■ What is being asked
Copy every record exactly, and keep the pictures out.

— start Supplied entries —

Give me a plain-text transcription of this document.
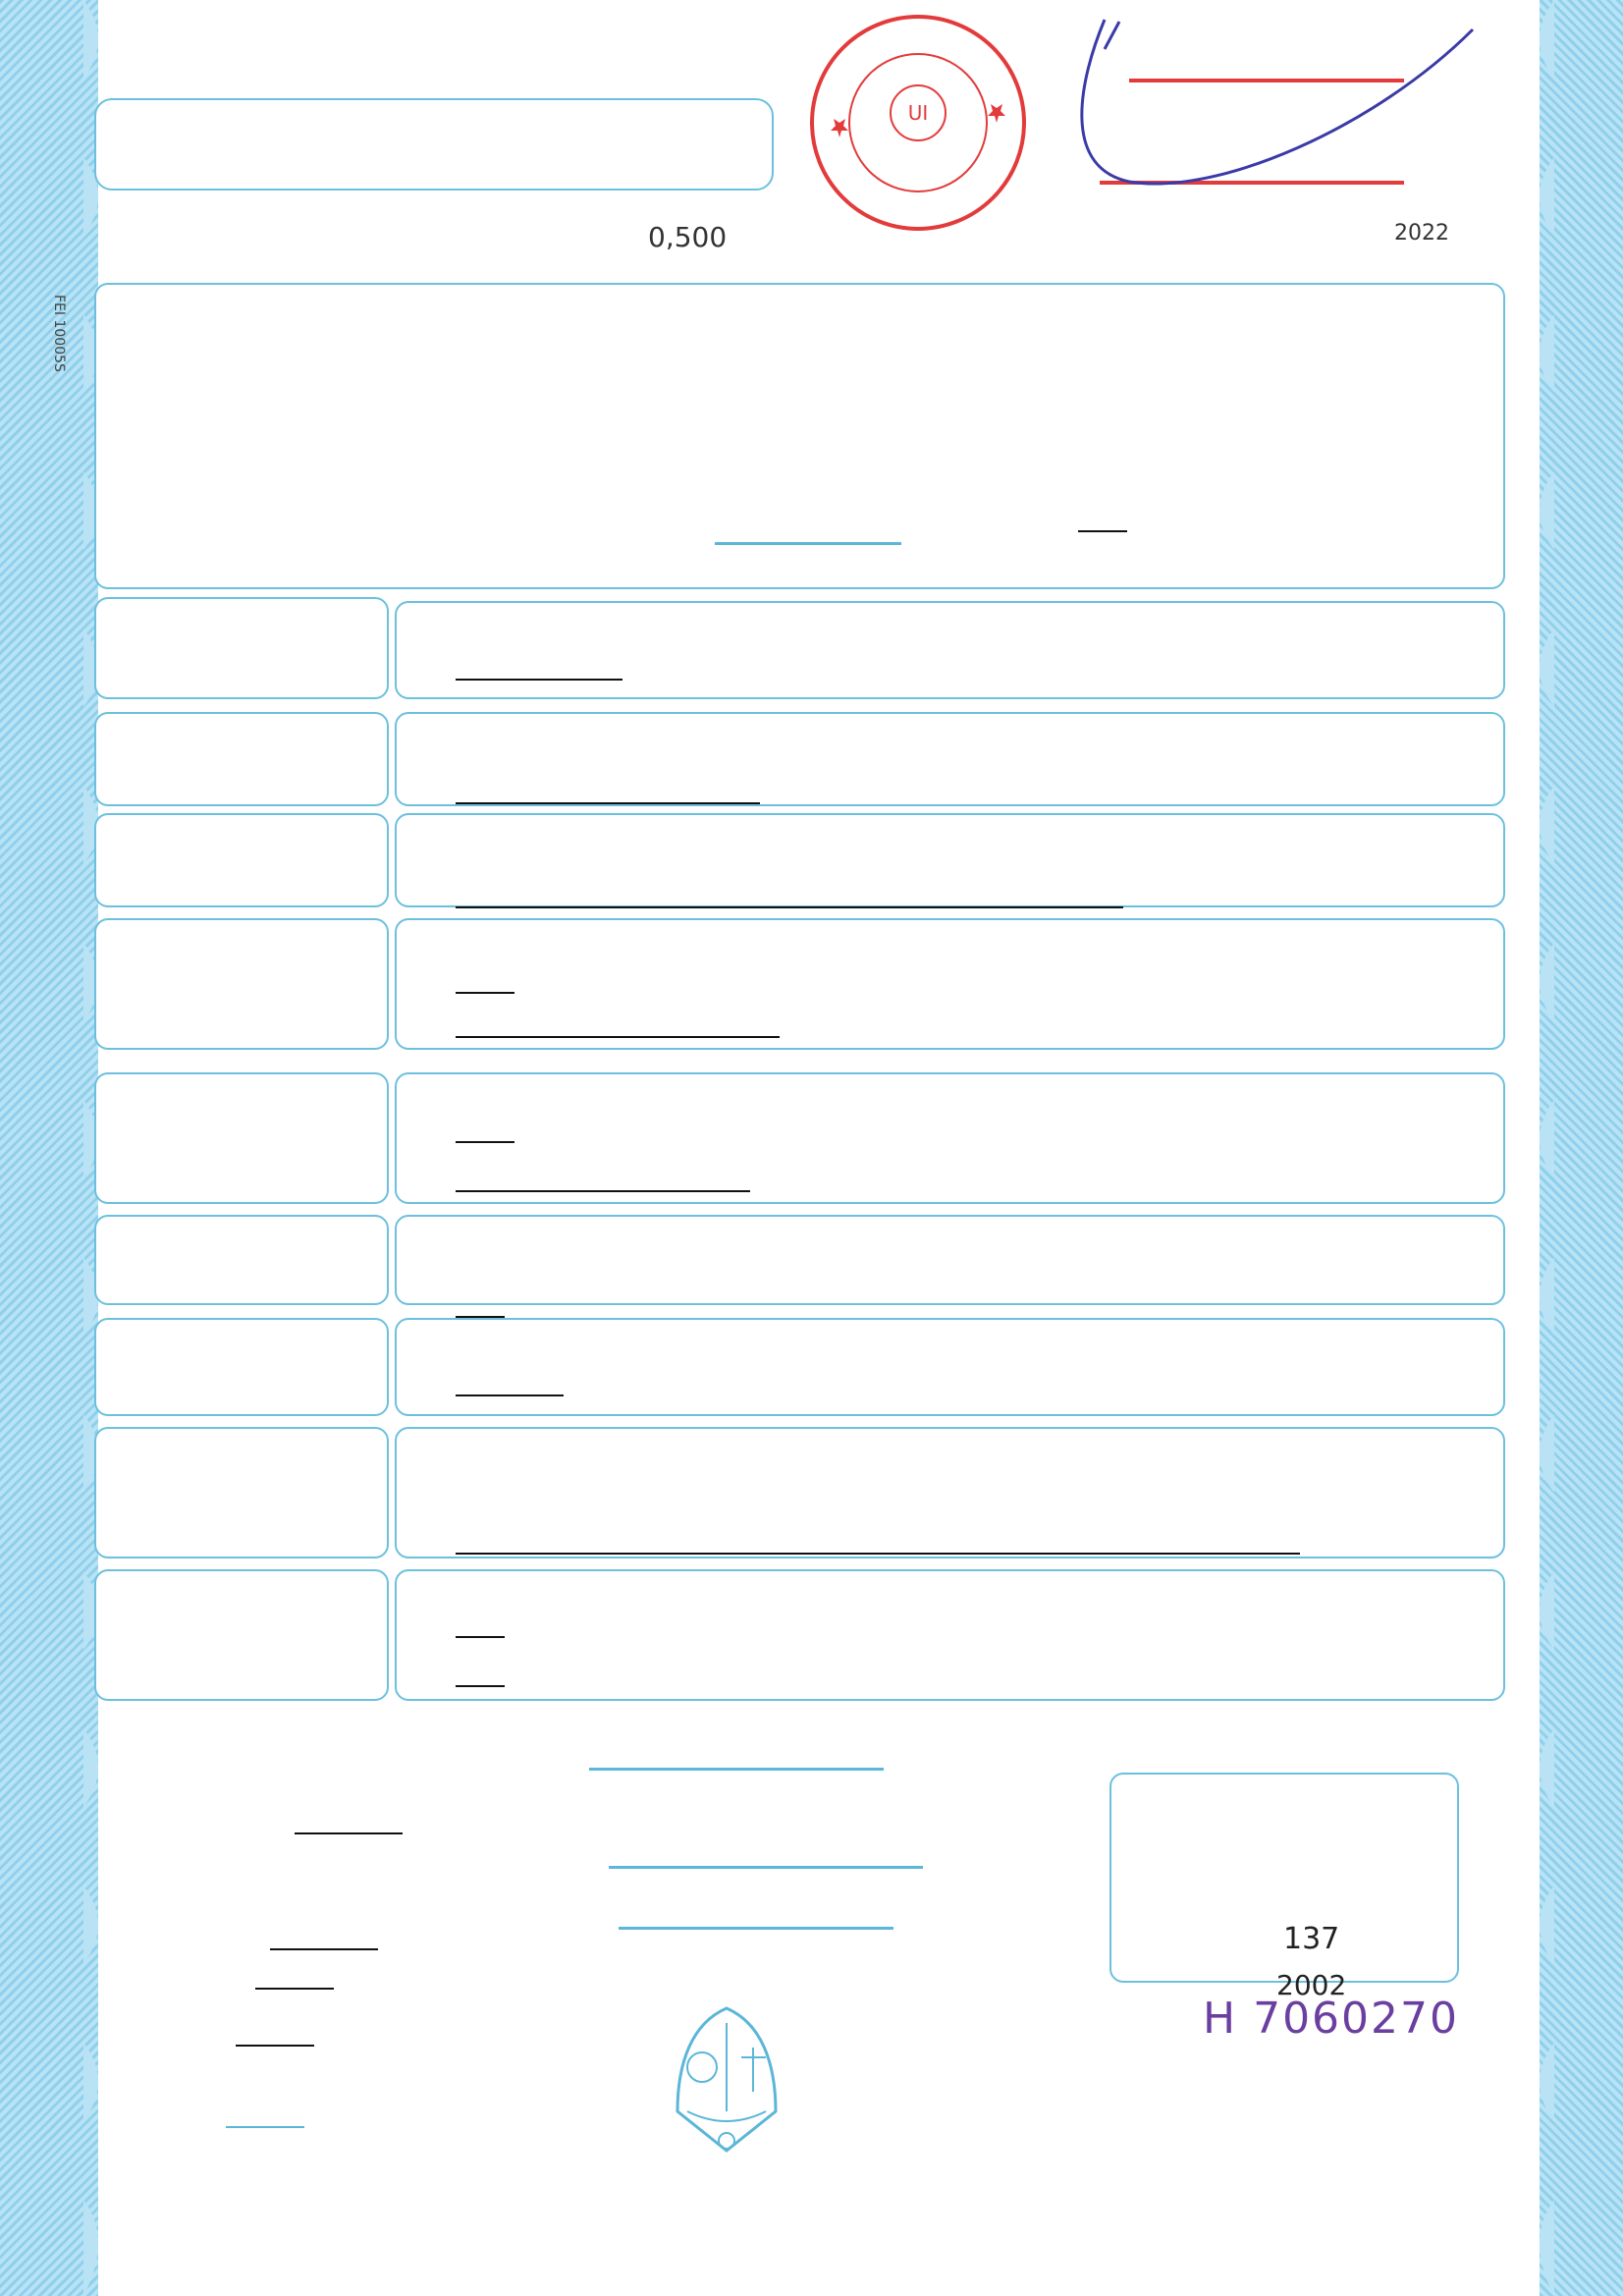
UI
0,500	2022
FEI 10005S
137
2002
H 7060270
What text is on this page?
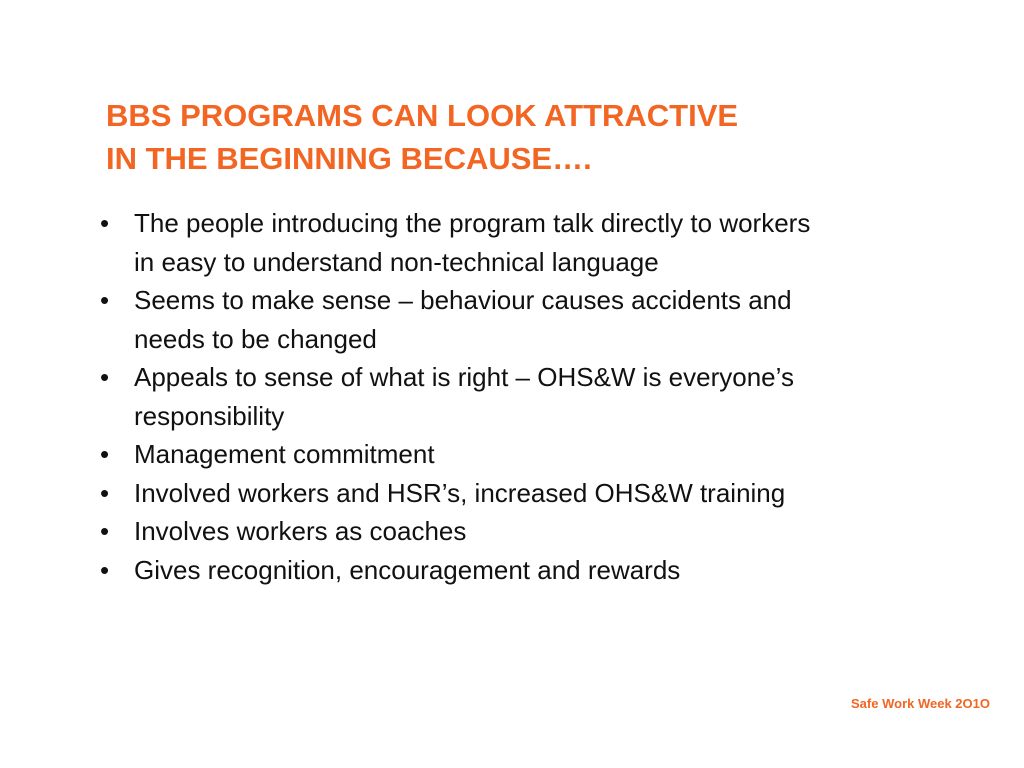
BBS PROGRAMS CAN LOOK ATTRACTIVE
IN THE BEGINNING BECAUSE….
• The people introducing the program talk directly to workers in easy to understand non-technical language
• Seems to make sense – behaviour causes accidents and needs to be changed
• Appeals to sense of what is right – OHS&W is everyone’s responsibility
• Management commitment
• Involved workers and HSR’s, increased OHS&W training
• Involves workers as coaches
• Gives recognition, encouragement and rewards
Safe Work Week 2O1O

— end Supplied entries —

■ Worked answer
Give me a plain-text transcription of this document.
UI
0,500	2022
FEI 10005S
137
2002
H 7060270
What text is on this page?
BBS PROGRAMS CAN LOOK ATTRACTIVE
IN THE BEGINNING BECAUSE….
• The people introducing the program talk directly to workers in easy to understand non-technical language
• Seems to make sense – behaviour causes accidents and needs to be changed
• Appeals to sense of what is right – OHS&W is everyone’s responsibility
• Management commitment
• Involved workers and HSR’s, increased OHS&W training
• Involves workers as coaches
• Gives recognition, encouragement and rewards
Safe Work Week 2O1O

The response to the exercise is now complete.